[Data excerpts]
┄┄┄┄┄┄

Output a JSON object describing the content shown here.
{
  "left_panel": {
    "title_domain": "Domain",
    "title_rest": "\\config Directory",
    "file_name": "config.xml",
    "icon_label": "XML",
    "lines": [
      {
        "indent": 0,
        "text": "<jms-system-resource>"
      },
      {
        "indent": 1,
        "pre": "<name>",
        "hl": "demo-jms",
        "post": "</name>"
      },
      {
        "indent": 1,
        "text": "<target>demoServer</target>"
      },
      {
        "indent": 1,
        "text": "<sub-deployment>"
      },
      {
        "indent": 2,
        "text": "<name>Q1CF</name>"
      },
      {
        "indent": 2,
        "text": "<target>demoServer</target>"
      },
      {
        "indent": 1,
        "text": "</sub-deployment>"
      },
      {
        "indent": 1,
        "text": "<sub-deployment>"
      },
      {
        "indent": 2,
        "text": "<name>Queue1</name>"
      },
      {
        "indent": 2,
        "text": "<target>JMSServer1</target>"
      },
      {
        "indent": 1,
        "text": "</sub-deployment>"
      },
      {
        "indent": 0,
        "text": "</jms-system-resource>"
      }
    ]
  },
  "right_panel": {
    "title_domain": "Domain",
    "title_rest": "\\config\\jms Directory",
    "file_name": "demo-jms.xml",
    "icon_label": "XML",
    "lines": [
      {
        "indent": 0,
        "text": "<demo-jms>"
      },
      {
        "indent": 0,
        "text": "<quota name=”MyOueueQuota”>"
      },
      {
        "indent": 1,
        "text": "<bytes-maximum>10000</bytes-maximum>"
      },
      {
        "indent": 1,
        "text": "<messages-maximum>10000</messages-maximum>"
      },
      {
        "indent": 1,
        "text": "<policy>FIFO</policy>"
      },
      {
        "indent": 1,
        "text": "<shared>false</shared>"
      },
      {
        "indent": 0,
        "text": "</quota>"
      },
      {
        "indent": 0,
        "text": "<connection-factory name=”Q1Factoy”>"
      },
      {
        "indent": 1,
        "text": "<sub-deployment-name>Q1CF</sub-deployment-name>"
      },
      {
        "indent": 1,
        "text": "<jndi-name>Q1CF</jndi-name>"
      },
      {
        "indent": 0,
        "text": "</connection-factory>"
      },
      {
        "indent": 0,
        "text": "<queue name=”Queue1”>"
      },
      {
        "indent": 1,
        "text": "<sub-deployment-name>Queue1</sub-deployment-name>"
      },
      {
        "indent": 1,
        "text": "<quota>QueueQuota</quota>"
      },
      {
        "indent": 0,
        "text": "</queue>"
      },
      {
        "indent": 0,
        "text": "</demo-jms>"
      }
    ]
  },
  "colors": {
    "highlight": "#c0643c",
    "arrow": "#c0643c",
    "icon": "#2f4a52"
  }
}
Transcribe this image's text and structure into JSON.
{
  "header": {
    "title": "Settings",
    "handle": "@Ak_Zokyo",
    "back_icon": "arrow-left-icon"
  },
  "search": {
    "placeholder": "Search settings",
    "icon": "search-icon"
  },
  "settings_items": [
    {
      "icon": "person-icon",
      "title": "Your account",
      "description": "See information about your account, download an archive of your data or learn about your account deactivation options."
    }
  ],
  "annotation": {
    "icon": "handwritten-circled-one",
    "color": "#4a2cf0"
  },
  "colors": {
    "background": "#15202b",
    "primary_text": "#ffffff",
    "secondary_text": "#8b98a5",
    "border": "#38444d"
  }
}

┄┄┄┄┄┄

Return the material exactly as it stands.

[Task result]
Output a JSON object describing the content shown here.
{
  "left_panel": {
    "title_domain": "Domain",
    "title_rest": "\\config Directory",
    "file_name": "config.xml",
    "icon_label": "XML",
    "lines": [
      {
        "indent": 0,
        "text": "<jms-system-resource>"
      },
      {
        "indent": 1,
        "pre": "<name>",
        "hl": "demo-jms",
        "post": "</name>"
      },
      {
        "indent": 1,
        "text": "<target>demoServer</target>"
      },
      {
        "indent": 1,
        "text": "<sub-deployment>"
      },
      {
        "indent": 2,
        "text": "<name>Q1CF</name>"
      },
      {
        "indent": 2,
        "text": "<target>demoServer</target>"
      },
      {
        "indent": 1,
        "text": "</sub-deployment>"
      },
      {
        "indent": 1,
        "text": "<sub-deployment>"
      },
      {
        "indent": 2,
        "text": "<name>Queue1</name>"
      },
      {
        "indent": 2,
        "text": "<target>JMSServer1</target>"
      },
      {
        "indent": 1,
        "text": "</sub-deployment>"
      },
      {
        "indent": 0,
        "text": "</jms-system-resource>"
      }
    ]
  },
  "right_panel": {
    "title_domain": "Domain",
    "title_rest": "\\config\\jms Directory",
    "file_name": "demo-jms.xml",
    "icon_label": "XML",
    "lines": [
      {
        "indent": 0,
        "text": "<demo-jms>"
      },
      {
        "indent": 0,
        "text": "<quota name=”MyOueueQuota”>"
      },
      {
        "indent": 1,
        "text": "<bytes-maximum>10000</bytes-maximum>"
      },
      {
        "indent": 1,
        "text": "<messages-maximum>10000</messages-maximum>"
      },
      {
        "indent": 1,
        "text": "<policy>FIFO</policy>"
      },
      {
        "indent": 1,
        "text": "<shared>false</shared>"
      },
      {
        "indent": 0,
        "text": "</quota>"
      },
      {
        "indent": 0,
        "text": "<connection-factory name=”Q1Factoy”>"
      },
      {
        "indent": 1,
        "text": "<sub-deployment-name>Q1CF</sub-deployment-name>"
      },
      {
        "indent": 1,
        "text": "<jndi-name>Q1CF</jndi-name>"
      },
      {
        "indent": 0,
        "text": "</connection-factory>"
      },
      {
        "indent": 0,
        "text": "<queue name=”Queue1”>"
      },
      {
        "indent": 1,
        "text": "<sub-deployment-name>Queue1</sub-deployment-name>"
      },
      {
        "indent": 1,
        "text": "<quota>QueueQuota</quota>"
      },
      {
        "indent": 0,
        "text": "</queue>"
      },
      {
        "indent": 0,
        "text": "</demo-jms>"
      }
    ]
  },
  "colors": {
    "highlight": "#c0643c",
    "arrow": "#c0643c",
    "icon": "#2f4a52"
  }
}
Transcribe this image's text and structure into JSON.
{
  "header": {
    "title": "Settings",
    "handle": "@Ak_Zokyo",
    "back_icon": "arrow-left-icon"
  },
  "search": {
    "placeholder": "Search settings",
    "icon": "search-icon"
  },
  "settings_items": [
    {
      "icon": "person-icon",
      "title": "Your account",
      "description": "See information about your account, download an archive of your data or learn about your account deactivation options."
    }
  ],
  "annotation": {
    "icon": "handwritten-circled-one",
    "color": "#4a2cf0"
  },
  "colors": {
    "background": "#15202b",
    "primary_text": "#ffffff",
    "secondary_text": "#8b98a5",
    "border": "#38444d"
  }
}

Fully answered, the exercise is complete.